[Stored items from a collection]
____
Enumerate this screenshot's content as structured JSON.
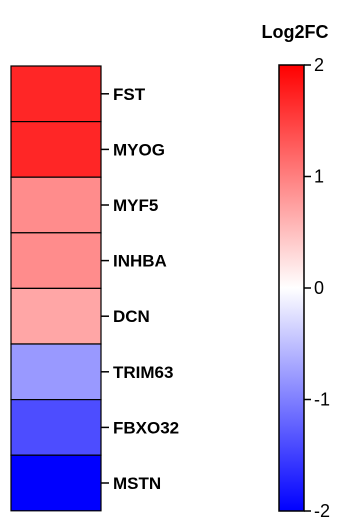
{
  "chart_data": {
    "type": "heatmap",
    "rows": [
      "FST",
      "MYOG",
      "MYF5",
      "INHBA",
      "DCN",
      "TRIM63",
      "FBXO32",
      "MSTN"
    ],
    "values": [
      1.7,
      1.7,
      0.9,
      0.9,
      0.7,
      -0.8,
      -1.4,
      -2.0
    ],
    "colorbar": {
      "title": "Log2FC",
      "min": -2,
      "max": 2,
      "ticks": [
        2,
        1,
        0,
        -1,
        -2
      ],
      "tick_labels": [
        "2",
        "1",
        "0",
        "-1",
        "-2"
      ],
      "colors": {
        "low": "#0000ff",
        "mid": "#ffffff",
        "high": "#ff0000"
      }
    }
  }
}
____
* **Written exercise**:
Make an exact copy of the records above, with the pictures left out.

* **Result of the exercise**:
Enumerate this screenshot's content as structured JSON.
{
  "chart_data": {
    "type": "heatmap",
    "rows": [
      "FST",
      "MYOG",
      "MYF5",
      "INHBA",
      "DCN",
      "TRIM63",
      "FBXO32",
      "MSTN"
    ],
    "values": [
      1.7,
      1.7,
      0.9,
      0.9,
      0.7,
      -0.8,
      -1.4,
      -2.0
    ],
    "colorbar": {
      "title": "Log2FC",
      "min": -2,
      "max": 2,
      "ticks": [
        2,
        1,
        0,
        -1,
        -2
      ],
      "tick_labels": [
        "2",
        "1",
        "0",
        "-1",
        "-2"
      ],
      "colors": {
        "low": "#0000ff",
        "mid": "#ffffff",
        "high": "#ff0000"
      }
    }
  }
}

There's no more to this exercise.